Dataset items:

• • • • • • •

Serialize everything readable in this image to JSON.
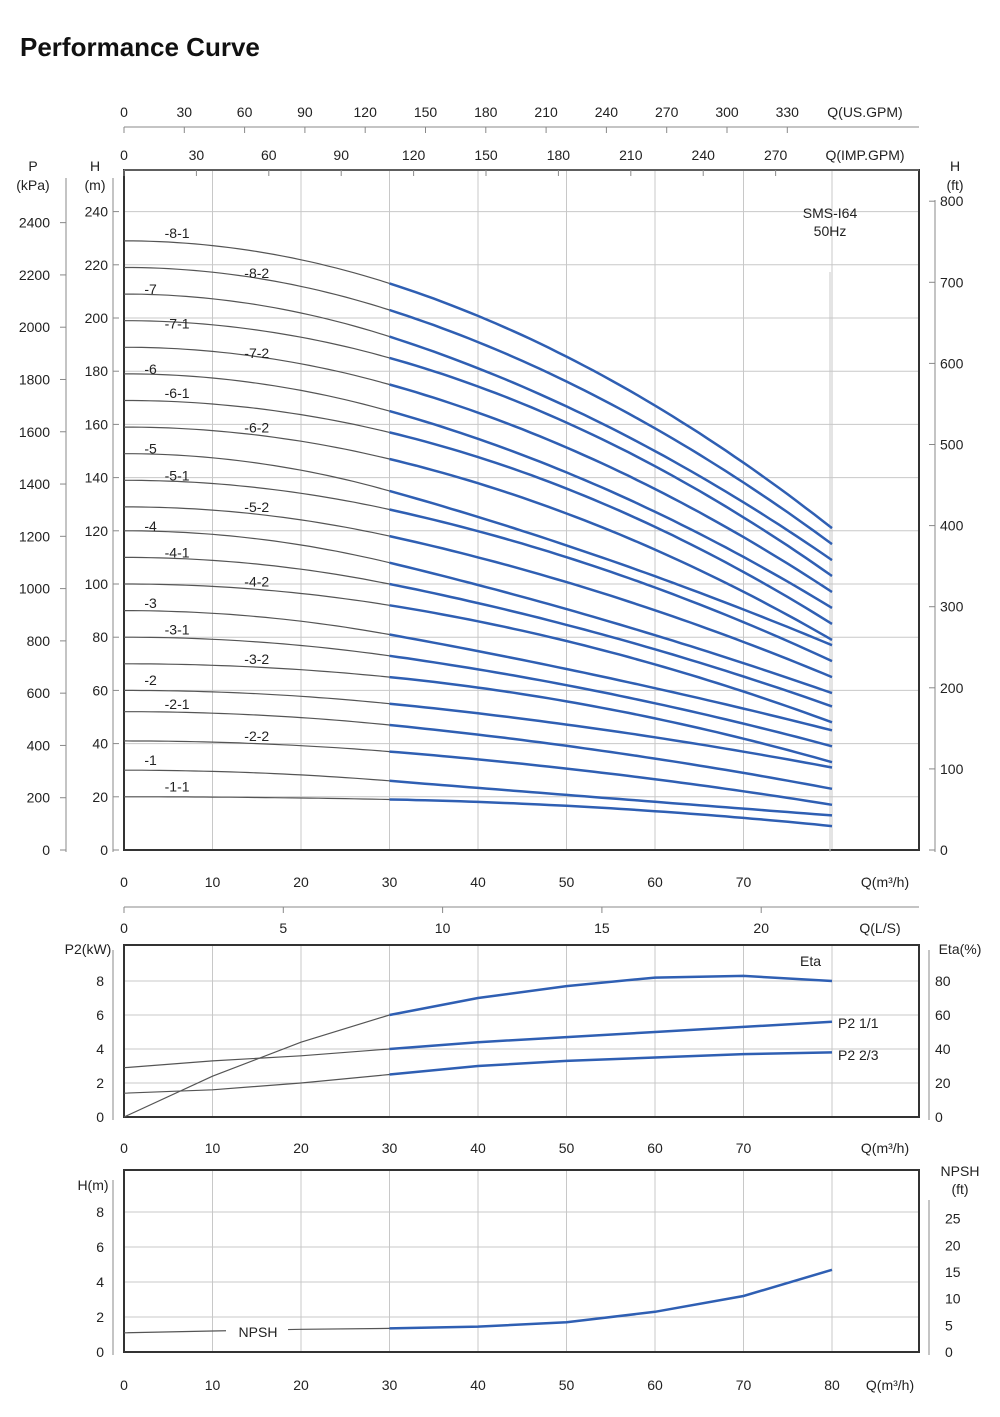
{
  "title": "Performance Curve",
  "chart_data": [
    {
      "type": "line",
      "name": "head-curves",
      "annotation": [
        "SMS-I64",
        "50Hz"
      ],
      "top_axes": [
        {
          "label": "Q(US.GPM)",
          "ticks": [
            "0",
            "30",
            "60",
            "90",
            "120",
            "150",
            "180",
            "210",
            "240",
            "270",
            "300",
            "330"
          ]
        },
        {
          "label": "Q(IMP.GPM)",
          "ticks": [
            "0",
            "30",
            "60",
            "90",
            "120",
            "150",
            "180",
            "210",
            "240",
            "270"
          ]
        }
      ],
      "xlabel": "Q(m³/h)",
      "xticks": [
        "0",
        "10",
        "20",
        "30",
        "40",
        "50",
        "60",
        "70"
      ],
      "xlim": [
        0,
        90
      ],
      "left_axes": [
        {
          "label": [
            "P",
            "(kPa)"
          ],
          "ticks": [
            "0",
            "200",
            "400",
            "600",
            "800",
            "1000",
            "1200",
            "1400",
            "1600",
            "1800",
            "2000",
            "2200",
            "2400"
          ]
        },
        {
          "label": [
            "H",
            "(m)"
          ],
          "ticks": [
            "0",
            "20",
            "40",
            "60",
            "80",
            "100",
            "120",
            "140",
            "160",
            "180",
            "200",
            "220",
            "240"
          ]
        }
      ],
      "right_axis": {
        "label": [
          "H",
          "(ft)"
        ],
        "ticks": [
          "0",
          "100",
          "200",
          "300",
          "400",
          "500",
          "600",
          "700",
          "800"
        ]
      },
      "ylim": [
        0,
        255
      ],
      "x_split": 30,
      "x_end": 80,
      "series": [
        {
          "name": "-8-1",
          "h0": 229,
          "h30": 213,
          "h80": 121,
          "label_q": 6,
          "label_h": 230
        },
        {
          "name": "-8-2",
          "h0": 219,
          "h30": 203,
          "h80": 115
        },
        {
          "name": "-7",
          "h0": 209,
          "h30": 193,
          "h80": 109,
          "label_q": 3,
          "label_h": 209
        },
        {
          "name": "-8-2",
          "h0": 219,
          "h30": 203,
          "h80": 115,
          "label_q": 15,
          "label_h": 215
        },
        {
          "name": "-7-1",
          "h0": 199,
          "h30": 185,
          "h80": 103,
          "label_q": 6,
          "label_h": 196
        },
        {
          "name": "-7-2",
          "h0": 189,
          "h30": 175,
          "h80": 97,
          "label_q": 15,
          "label_h": 185
        },
        {
          "name": "-6",
          "h0": 179,
          "h30": 165,
          "h80": 91,
          "label_q": 3,
          "label_h": 179
        },
        {
          "name": "-6-1",
          "h0": 169,
          "h30": 157,
          "h80": 85,
          "label_q": 6,
          "label_h": 170
        },
        {
          "name": "-6-2",
          "h0": 159,
          "h30": 147,
          "h80": 79,
          "label_q": 15,
          "label_h": 157
        },
        {
          "name": "-5",
          "h0": 149,
          "h30": 135,
          "h80": 77,
          "label_q": 3,
          "label_h": 149
        },
        {
          "name": "-5-1",
          "h0": 139,
          "h30": 128,
          "h80": 71,
          "label_q": 6,
          "label_h": 139
        },
        {
          "name": "-5-2",
          "h0": 129,
          "h30": 118,
          "h80": 65,
          "label_q": 15,
          "label_h": 127
        },
        {
          "name": "-4",
          "h0": 120,
          "h30": 108,
          "h80": 59,
          "label_q": 3,
          "label_h": 120
        },
        {
          "name": "-4-1",
          "h0": 110,
          "h30": 100,
          "h80": 54,
          "label_q": 6,
          "label_h": 110
        },
        {
          "name": "-4-2",
          "h0": 100,
          "h30": 92,
          "h80": 48,
          "label_q": 15,
          "label_h": 99
        },
        {
          "name": "-3",
          "h0": 90,
          "h30": 81,
          "h80": 45,
          "label_q": 3,
          "label_h": 91
        },
        {
          "name": "-3-1",
          "h0": 80,
          "h30": 73,
          "h80": 39,
          "label_q": 6,
          "label_h": 81
        },
        {
          "name": "-3-2",
          "h0": 70,
          "h30": 65,
          "h80": 33,
          "label_q": 15,
          "label_h": 70
        },
        {
          "name": "-2",
          "h0": 60,
          "h30": 55,
          "h80": 31,
          "label_q": 3,
          "label_h": 62
        },
        {
          "name": "-2-1",
          "h0": 52,
          "h30": 47,
          "h80": 23,
          "label_q": 6,
          "label_h": 53
        },
        {
          "name": "-2-2",
          "h0": 41,
          "h30": 37,
          "h80": 17,
          "label_q": 15,
          "label_h": 41
        },
        {
          "name": "-1",
          "h0": 30,
          "h30": 26,
          "h80": 13,
          "label_q": 3,
          "label_h": 32
        },
        {
          "name": "-1-1",
          "h0": 20,
          "h30": 19,
          "h80": 9,
          "label_q": 6,
          "label_h": 22
        }
      ]
    },
    {
      "type": "line",
      "name": "power-efficiency",
      "top_axis": {
        "label": "Q(L/S)",
        "ticks": [
          "0",
          "5",
          "10",
          "15",
          "20"
        ]
      },
      "xlabel": "Q(m³/h)",
      "xticks": [
        "0",
        "10",
        "20",
        "30",
        "40",
        "50",
        "60",
        "70"
      ],
      "left_axis": {
        "label": "P2(kW)",
        "ticks": [
          "0",
          "2",
          "4",
          "6",
          "8"
        ]
      },
      "right_axis": {
        "label": "Eta(%)",
        "ticks": [
          "0",
          "20",
          "40",
          "60",
          "80"
        ]
      },
      "ylim": [
        0,
        10
      ],
      "series": [
        {
          "name": "Eta",
          "x": [
            0,
            10,
            20,
            30,
            40,
            50,
            60,
            70,
            80
          ],
          "y": [
            0,
            2.4,
            4.4,
            6.0,
            7.0,
            7.7,
            8.2,
            8.3,
            8.0
          ]
        },
        {
          "name": "P2 1/1",
          "x": [
            0,
            10,
            20,
            30,
            40,
            50,
            60,
            70,
            80
          ],
          "y": [
            2.9,
            3.3,
            3.6,
            4.0,
            4.4,
            4.7,
            5.0,
            5.3,
            5.6
          ]
        },
        {
          "name": "P2 2/3",
          "x": [
            0,
            10,
            20,
            30,
            40,
            50,
            60,
            70,
            80
          ],
          "y": [
            1.4,
            1.6,
            2.0,
            2.5,
            3.0,
            3.3,
            3.5,
            3.7,
            3.8
          ]
        }
      ],
      "series_labels": [
        "Eta",
        "P2 1/1",
        "P2 2/3"
      ]
    },
    {
      "type": "line",
      "name": "npsh",
      "xlabel": "Q(m³/h)",
      "xticks": [
        "0",
        "10",
        "20",
        "30",
        "40",
        "50",
        "60",
        "70",
        "80"
      ],
      "left_axis": {
        "label": "H(m)",
        "ticks": [
          "0",
          "2",
          "4",
          "6",
          "8"
        ]
      },
      "right_axis": {
        "label": [
          "NPSH",
          "(ft)"
        ],
        "ticks": [
          "0",
          "5",
          "10",
          "15",
          "20",
          "25"
        ]
      },
      "ylim": [
        0,
        9.8
      ],
      "series": [
        {
          "name": "NPSH",
          "x": [
            0,
            10,
            20,
            30,
            40,
            50,
            60,
            70,
            80
          ],
          "y": [
            1.1,
            1.2,
            1.3,
            1.35,
            1.45,
            1.7,
            2.3,
            3.2,
            4.7
          ]
        }
      ]
    }
  ]
}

• • • • • • •

INSTRUCTION
Give an exact copy of the material, leaving out every picture.

FULL ANSWER
Serialize everything readable in this image to JSON.
{
  "title": "Performance Curve",
  "chart_data": [
    {
      "type": "line",
      "name": "head-curves",
      "annotation": [
        "SMS-I64",
        "50Hz"
      ],
      "top_axes": [
        {
          "label": "Q(US.GPM)",
          "ticks": [
            "0",
            "30",
            "60",
            "90",
            "120",
            "150",
            "180",
            "210",
            "240",
            "270",
            "300",
            "330"
          ]
        },
        {
          "label": "Q(IMP.GPM)",
          "ticks": [
            "0",
            "30",
            "60",
            "90",
            "120",
            "150",
            "180",
            "210",
            "240",
            "270"
          ]
        }
      ],
      "xlabel": "Q(m³/h)",
      "xticks": [
        "0",
        "10",
        "20",
        "30",
        "40",
        "50",
        "60",
        "70"
      ],
      "xlim": [
        0,
        90
      ],
      "left_axes": [
        {
          "label": [
            "P",
            "(kPa)"
          ],
          "ticks": [
            "0",
            "200",
            "400",
            "600",
            "800",
            "1000",
            "1200",
            "1400",
            "1600",
            "1800",
            "2000",
            "2200",
            "2400"
          ]
        },
        {
          "label": [
            "H",
            "(m)"
          ],
          "ticks": [
            "0",
            "20",
            "40",
            "60",
            "80",
            "100",
            "120",
            "140",
            "160",
            "180",
            "200",
            "220",
            "240"
          ]
        }
      ],
      "right_axis": {
        "label": [
          "H",
          "(ft)"
        ],
        "ticks": [
          "0",
          "100",
          "200",
          "300",
          "400",
          "500",
          "600",
          "700",
          "800"
        ]
      },
      "ylim": [
        0,
        255
      ],
      "x_split": 30,
      "x_end": 80,
      "series": [
        {
          "name": "-8-1",
          "h0": 229,
          "h30": 213,
          "h80": 121,
          "label_q": 6,
          "label_h": 230
        },
        {
          "name": "-8-2",
          "h0": 219,
          "h30": 203,
          "h80": 115
        },
        {
          "name": "-7",
          "h0": 209,
          "h30": 193,
          "h80": 109,
          "label_q": 3,
          "label_h": 209
        },
        {
          "name": "-8-2",
          "h0": 219,
          "h30": 203,
          "h80": 115,
          "label_q": 15,
          "label_h": 215
        },
        {
          "name": "-7-1",
          "h0": 199,
          "h30": 185,
          "h80": 103,
          "label_q": 6,
          "label_h": 196
        },
        {
          "name": "-7-2",
          "h0": 189,
          "h30": 175,
          "h80": 97,
          "label_q": 15,
          "label_h": 185
        },
        {
          "name": "-6",
          "h0": 179,
          "h30": 165,
          "h80": 91,
          "label_q": 3,
          "label_h": 179
        },
        {
          "name": "-6-1",
          "h0": 169,
          "h30": 157,
          "h80": 85,
          "label_q": 6,
          "label_h": 170
        },
        {
          "name": "-6-2",
          "h0": 159,
          "h30": 147,
          "h80": 79,
          "label_q": 15,
          "label_h": 157
        },
        {
          "name": "-5",
          "h0": 149,
          "h30": 135,
          "h80": 77,
          "label_q": 3,
          "label_h": 149
        },
        {
          "name": "-5-1",
          "h0": 139,
          "h30": 128,
          "h80": 71,
          "label_q": 6,
          "label_h": 139
        },
        {
          "name": "-5-2",
          "h0": 129,
          "h30": 118,
          "h80": 65,
          "label_q": 15,
          "label_h": 127
        },
        {
          "name": "-4",
          "h0": 120,
          "h30": 108,
          "h80": 59,
          "label_q": 3,
          "label_h": 120
        },
        {
          "name": "-4-1",
          "h0": 110,
          "h30": 100,
          "h80": 54,
          "label_q": 6,
          "label_h": 110
        },
        {
          "name": "-4-2",
          "h0": 100,
          "h30": 92,
          "h80": 48,
          "label_q": 15,
          "label_h": 99
        },
        {
          "name": "-3",
          "h0": 90,
          "h30": 81,
          "h80": 45,
          "label_q": 3,
          "label_h": 91
        },
        {
          "name": "-3-1",
          "h0": 80,
          "h30": 73,
          "h80": 39,
          "label_q": 6,
          "label_h": 81
        },
        {
          "name": "-3-2",
          "h0": 70,
          "h30": 65,
          "h80": 33,
          "label_q": 15,
          "label_h": 70
        },
        {
          "name": "-2",
          "h0": 60,
          "h30": 55,
          "h80": 31,
          "label_q": 3,
          "label_h": 62
        },
        {
          "name": "-2-1",
          "h0": 52,
          "h30": 47,
          "h80": 23,
          "label_q": 6,
          "label_h": 53
        },
        {
          "name": "-2-2",
          "h0": 41,
          "h30": 37,
          "h80": 17,
          "label_q": 15,
          "label_h": 41
        },
        {
          "name": "-1",
          "h0": 30,
          "h30": 26,
          "h80": 13,
          "label_q": 3,
          "label_h": 32
        },
        {
          "name": "-1-1",
          "h0": 20,
          "h30": 19,
          "h80": 9,
          "label_q": 6,
          "label_h": 22
        }
      ]
    },
    {
      "type": "line",
      "name": "power-efficiency",
      "top_axis": {
        "label": "Q(L/S)",
        "ticks": [
          "0",
          "5",
          "10",
          "15",
          "20"
        ]
      },
      "xlabel": "Q(m³/h)",
      "xticks": [
        "0",
        "10",
        "20",
        "30",
        "40",
        "50",
        "60",
        "70"
      ],
      "left_axis": {
        "label": "P2(kW)",
        "ticks": [
          "0",
          "2",
          "4",
          "6",
          "8"
        ]
      },
      "right_axis": {
        "label": "Eta(%)",
        "ticks": [
          "0",
          "20",
          "40",
          "60",
          "80"
        ]
      },
      "ylim": [
        0,
        10
      ],
      "series": [
        {
          "name": "Eta",
          "x": [
            0,
            10,
            20,
            30,
            40,
            50,
            60,
            70,
            80
          ],
          "y": [
            0,
            2.4,
            4.4,
            6.0,
            7.0,
            7.7,
            8.2,
            8.3,
            8.0
          ]
        },
        {
          "name": "P2 1/1",
          "x": [
            0,
            10,
            20,
            30,
            40,
            50,
            60,
            70,
            80
          ],
          "y": [
            2.9,
            3.3,
            3.6,
            4.0,
            4.4,
            4.7,
            5.0,
            5.3,
            5.6
          ]
        },
        {
          "name": "P2 2/3",
          "x": [
            0,
            10,
            20,
            30,
            40,
            50,
            60,
            70,
            80
          ],
          "y": [
            1.4,
            1.6,
            2.0,
            2.5,
            3.0,
            3.3,
            3.5,
            3.7,
            3.8
          ]
        }
      ],
      "series_labels": [
        "Eta",
        "P2 1/1",
        "P2 2/3"
      ]
    },
    {
      "type": "line",
      "name": "npsh",
      "xlabel": "Q(m³/h)",
      "xticks": [
        "0",
        "10",
        "20",
        "30",
        "40",
        "50",
        "60",
        "70",
        "80"
      ],
      "left_axis": {
        "label": "H(m)",
        "ticks": [
          "0",
          "2",
          "4",
          "6",
          "8"
        ]
      },
      "right_axis": {
        "label": [
          "NPSH",
          "(ft)"
        ],
        "ticks": [
          "0",
          "5",
          "10",
          "15",
          "20",
          "25"
        ]
      },
      "ylim": [
        0,
        9.8
      ],
      "series": [
        {
          "name": "NPSH",
          "x": [
            0,
            10,
            20,
            30,
            40,
            50,
            60,
            70,
            80
          ],
          "y": [
            1.1,
            1.2,
            1.3,
            1.35,
            1.45,
            1.7,
            2.3,
            3.2,
            4.7
          ]
        }
      ]
    }
  ]
}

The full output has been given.